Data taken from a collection
----
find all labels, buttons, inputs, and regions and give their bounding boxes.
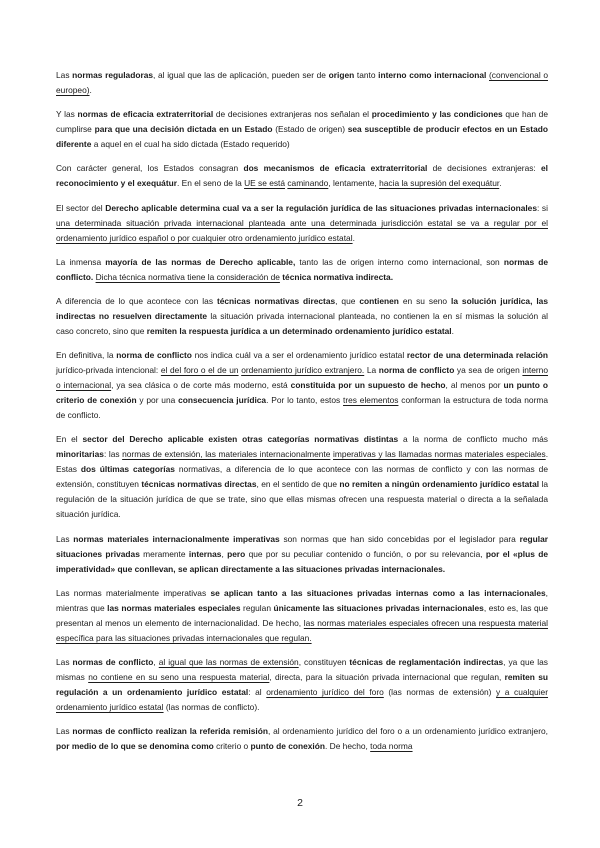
underlined-text: interno o internacional xyxy=(56,365,548,391)
underlined-text: caminando xyxy=(287,178,329,189)
text-run: conforman la estructura de toda norma de conflicto. xyxy=(56,395,548,421)
bold-text: sea susceptible de producir efectos en un Estado diferente xyxy=(56,124,548,150)
text-run: En el xyxy=(56,434,83,445)
paragraph xyxy=(56,68,548,98)
bold-text: normas de conflicto. xyxy=(56,256,549,282)
paragraph xyxy=(56,255,548,285)
underlined-text: tres elementos xyxy=(343,395,399,406)
text-run: . De hecho, xyxy=(325,741,371,752)
bold-text: la solución jurídica, las indirectas no resuelven directamente xyxy=(56,295,548,321)
text-run: , en el sentido de que xyxy=(256,479,340,490)
text-run: . xyxy=(451,325,454,336)
text-run: la regulación de la situación jurídica de que se trate, sino que ellas mismas ofrecen una respuesta material o directa a la señalada situación jurídica. xyxy=(56,479,548,520)
bold-text: origen xyxy=(328,70,355,80)
underlined-text: normas de extensión, las materiales internacionalmente xyxy=(122,449,331,460)
bold-text: regular situaciones privadas xyxy=(56,533,548,559)
underlined-text: toda norma xyxy=(370,741,413,752)
paragraph xyxy=(56,432,548,522)
bold-text: interno como internacional xyxy=(378,70,487,80)
text-run: , xyxy=(153,656,159,667)
underlined-text: y a cualquier ordenamiento jurídico estatal xyxy=(56,686,549,712)
text-run: : al xyxy=(248,686,267,697)
bold-text: normas materiales internacionalmente imperativas xyxy=(73,533,280,544)
text-run: . Estas xyxy=(56,449,549,475)
bold-text: técnicas normativas directas xyxy=(141,479,257,490)
bold-text: remiten la respuesta jurídica a un determinado ordenamiento jurídico estatal xyxy=(146,325,452,336)
bold-text: para que una decisión dictada en un Estado xyxy=(94,124,273,135)
bold-text: sector del Derecho aplicable existen otras categorías normativas distintas xyxy=(82,434,399,445)
text-run: , ya que las mismas xyxy=(56,656,548,682)
text-run: En definitiva, la xyxy=(56,350,117,361)
bold-text: dos mecanismos de eficacia extraterritorial xyxy=(243,163,428,174)
bold-text: procedimiento y las condiciones xyxy=(371,109,503,120)
text-run: . Por lo tanto, estos xyxy=(266,395,344,406)
text-run: : si xyxy=(537,202,548,213)
text-run: son normas que han sido concebidas por el legislador para xyxy=(279,533,520,544)
text-run: a la norma de conflicto mucho más xyxy=(398,434,548,445)
bold-text: normas reguladoras xyxy=(72,70,154,80)
bold-text: técnicas de reglamentación indirectas xyxy=(349,656,504,667)
text-run: y por una xyxy=(136,395,179,406)
bold-text: rector de una determinada relación xyxy=(406,350,549,361)
document-body xyxy=(56,68,548,754)
bold-text: no remiten a ningún ordenamiento jurídico estatal xyxy=(339,479,540,490)
paragraph xyxy=(56,655,548,715)
paragraph xyxy=(56,724,548,754)
underlined-text: Dicha técnica normativa tiene la consideración de xyxy=(95,271,280,282)
paragraph xyxy=(56,201,548,246)
text-run: nos indica cuál va a ser el ordenamiento jurídico estatal xyxy=(191,350,407,361)
text-run: ya sea de origen xyxy=(454,365,523,376)
text-run: . xyxy=(352,232,355,243)
bold-text: minoritarias xyxy=(56,449,104,460)
bold-text: Derecho aplicable determina cual va a ser la regulación jurídica de las situaciones privadas internacionales xyxy=(105,202,537,213)
text-run: A diferencia de lo que acontece con las xyxy=(56,295,217,306)
paragraph xyxy=(56,161,548,191)
text-run: , esto es, las que presentan al menos un elemento de internacionalidad. De hecho, xyxy=(56,602,548,628)
underlined-text: el del foro o el de un xyxy=(160,365,239,376)
bold-text: norma de conflicto xyxy=(378,365,455,376)
underlined-text: UE se está xyxy=(244,178,286,189)
text-run: La inmensa xyxy=(56,256,106,267)
text-run: , lentamente, xyxy=(328,178,380,189)
text-run: que han de cumplirse xyxy=(56,109,548,135)
text-run: La xyxy=(364,365,379,376)
text-run: , que xyxy=(335,295,360,306)
text-run: meramente xyxy=(139,548,189,559)
bold-text: normas de conflicto realizan la referida remisión xyxy=(72,726,268,737)
text-run: tanto xyxy=(354,70,379,80)
bold-text: normas de eficacia extraterritorial xyxy=(77,109,214,120)
text-run: (las normas de extensión) xyxy=(383,686,497,697)
underlined-text: imperativas y las llamadas normas materiales especiales xyxy=(332,449,546,460)
underlined-text: ordenamiento jurídico extranjero. xyxy=(241,365,365,376)
text-run: , al igual que las de aplicación, pueden ser de xyxy=(153,70,329,80)
text-run: , al ordenamiento jurídico del foro o a un ordenamiento jurídico extranjero, xyxy=(267,726,548,737)
text-run: Las xyxy=(56,656,73,667)
text-run: Las xyxy=(56,533,74,544)
text-run: la situación privada internacional planteada, no contienen la en sí mismas la solución al caso concreto, sino que xyxy=(56,310,548,336)
bold-text: dos últimas categorías xyxy=(80,464,175,475)
bold-text: mayoría de las normas de Derecho aplicable, xyxy=(105,256,296,267)
text-run: que por su peculiar contenido o función, o por su relevancia, xyxy=(245,548,486,559)
text-run: . xyxy=(89,85,92,95)
text-run: Las xyxy=(56,70,73,80)
text-run: de decisiones extranjeras: xyxy=(427,163,542,174)
text-run: (las normas de conflicto). xyxy=(163,701,260,712)
bold-text: consecuencia jurídica xyxy=(178,395,267,406)
text-run: , mientras que xyxy=(56,587,548,613)
bold-text: el reconocimiento y el exequátur xyxy=(56,163,549,189)
text-run: Las normas materialmente imperativas xyxy=(56,587,211,598)
bold-text: por el «plus de imperatividad» que conllevan, se aplican directamente a las situaciones privadas internacionales. xyxy=(56,548,548,574)
bold-text: las normas materiales especiales xyxy=(107,602,241,613)
bold-text: remiten su regulación a un ordenamiento jurídico estatal xyxy=(56,671,548,697)
bold-text: internas xyxy=(188,548,222,559)
text-run: criterio o xyxy=(213,741,251,752)
text-run: regulan xyxy=(240,602,274,613)
underlined-text: las normas materiales especiales ofrecen una respuesta material específica para las situaciones privadas internacionales que regulan. xyxy=(56,617,549,643)
bold-text: pero xyxy=(227,548,246,559)
bold-text: punto de conexión xyxy=(250,741,325,752)
bold-text: norma de conflicto xyxy=(116,350,192,361)
text-run: Y las xyxy=(56,109,78,120)
text-run: normativas, a diferencia de lo que acontece con las normas de conflicto y con las normas de extensión, constituyen xyxy=(56,464,548,490)
bold-text: contienen xyxy=(359,295,399,306)
bold-text: técnicas normativas directas xyxy=(216,295,336,306)
paragraph xyxy=(56,532,548,577)
text-run: Con carácter general, los Estados consagran xyxy=(56,163,244,174)
underlined-text: (convencional o europeo) xyxy=(56,70,548,95)
underlined-text: una determinada situación privada internacional planteada ante una determinada jurisdicción estatal se va a regular por el ordenamiento jurídico español o por cualquier otro ordenamiento jurídico estatal xyxy=(56,217,548,243)
text-run: (Estado de origen) xyxy=(272,124,348,135)
text-run: , al menos por xyxy=(445,380,504,391)
bold-text: constituida por un supuesto de hecho xyxy=(290,380,446,391)
bold-text: un punto o criterio de conexión xyxy=(56,380,548,406)
bold-text: por medio de lo que se denomina como xyxy=(56,741,214,752)
text-run: en su seno xyxy=(398,295,451,306)
text-run: tanto las de origen interno como internacional, son xyxy=(295,256,504,267)
text-run: , constituyen xyxy=(298,656,350,667)
paragraph xyxy=(56,348,548,423)
paragraph xyxy=(56,294,548,339)
bold-text: técnica normativa indirecta. xyxy=(282,271,394,282)
page-number: 2 xyxy=(297,797,303,809)
underlined-text: al igual que las normas de extensión xyxy=(158,656,299,667)
bold-text: normas de conflicto xyxy=(72,656,154,667)
text-run: de decisiones extranjeras nos señalan el xyxy=(213,109,372,120)
bold-text: únicamente las situaciones privadas internacionales xyxy=(273,602,484,613)
text-run: , xyxy=(221,548,228,559)
text-run: jurídico-privada intencional: xyxy=(56,365,161,376)
text-run: a aquel en el cual ha sido dictada (Estado requerido) xyxy=(91,139,290,150)
bold-text: se aplican tanto a las situaciones privadas internas como a las internacionales xyxy=(210,587,546,598)
text-run: El sector del xyxy=(56,202,106,213)
text-run: , directa, para la situación privada internacional que regulan, xyxy=(269,671,505,682)
paragraph xyxy=(56,586,548,646)
text-run: , ya sea clásica o de corte más moderno, está xyxy=(111,380,291,391)
underlined-text: hacia la supresión del exequátur xyxy=(379,178,500,189)
underlined-text: ordenamiento jurídico del foro xyxy=(266,686,384,697)
paragraph xyxy=(56,107,548,152)
text-run: . xyxy=(499,178,502,189)
underlined-text: no contiene en su seno una respuesta material xyxy=(88,671,270,682)
text-run: : las xyxy=(103,449,123,460)
text-run: . En el seno de la xyxy=(177,178,245,189)
text-run: Las xyxy=(56,726,73,737)
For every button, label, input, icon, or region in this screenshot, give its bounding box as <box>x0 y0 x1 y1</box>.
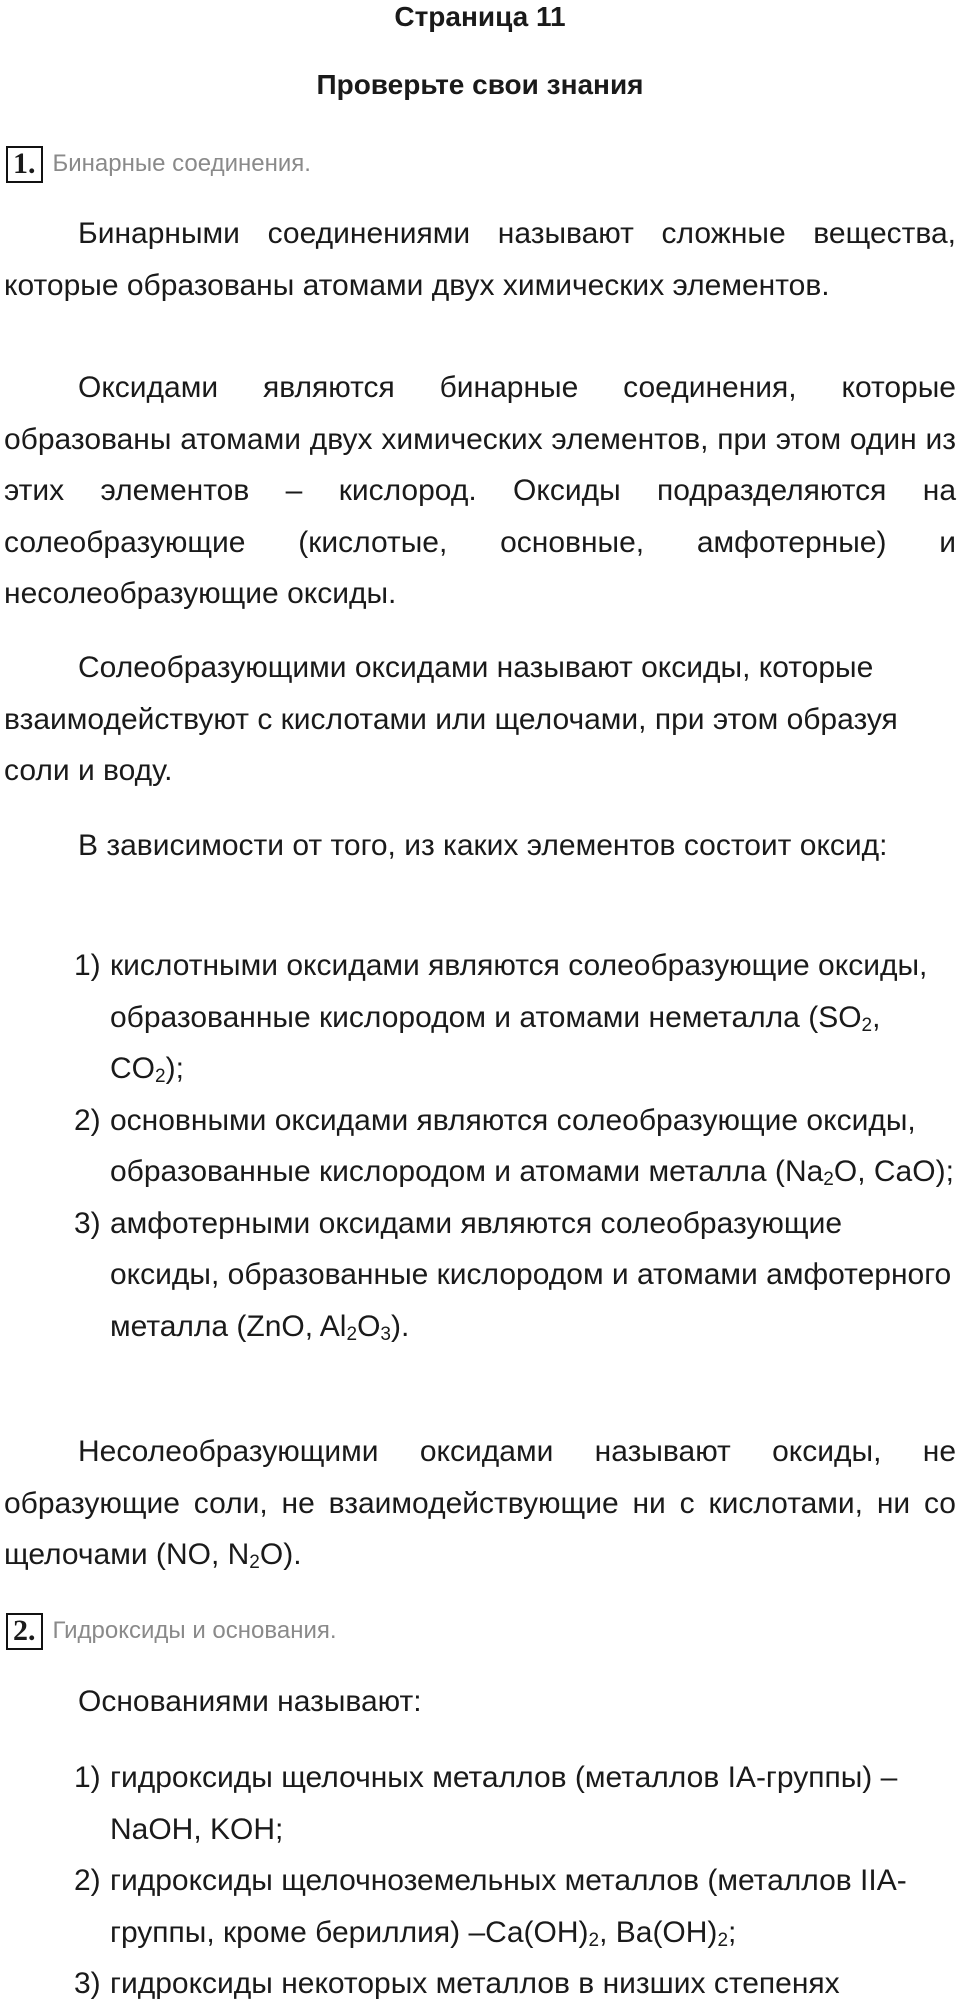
----
§ Stated exercise
Arrange the data lines as a Markdown table, starting at the line with "underlined-text: interno o" and continuing through the line with "text-run: . xyxy=(451,325,454,336)", inclusive. Use the column Row for a row number and the column Line for the line itself, and leave out any blank lines.

§ Result of this task
| Row | Line |
|---|---|
| 1 | underlined-text: interno o internacional xyxy=(56,365,548,391) |
| 2 | underlined-text: caminando xyxy=(287,178,329,189) |
| 3 | text-run: conforman la estructura de toda norma de conflicto. xyxy=(56,395,548,421) |
| 4 | bold-text: sea susceptible de producir efectos en un Estado diferente xyxy=(56,124,548,150) |
| 5 | text-run: En el xyxy=(56,434,83,445) |
| 6 | paragraph xyxy=(56,68,548,98) |
| 7 | bold-text: normas de conflicto. xyxy=(56,256,549,282) |
| 8 | paragraph xyxy=(56,255,548,285) |
| 9 | underlined-text: tres elementos xyxy=(343,395,399,406) |
| 10 | text-run: . De hecho, xyxy=(325,741,371,752) |
| 11 | bold-text: la solución jurídica, las indirectas no resuelven directamente xyxy=(56,295,548,321) |
| 12 | text-run: , en el sentido de que xyxy=(256,479,340,490) |
| 13 | text-run: . xyxy=(451,325,454,336) |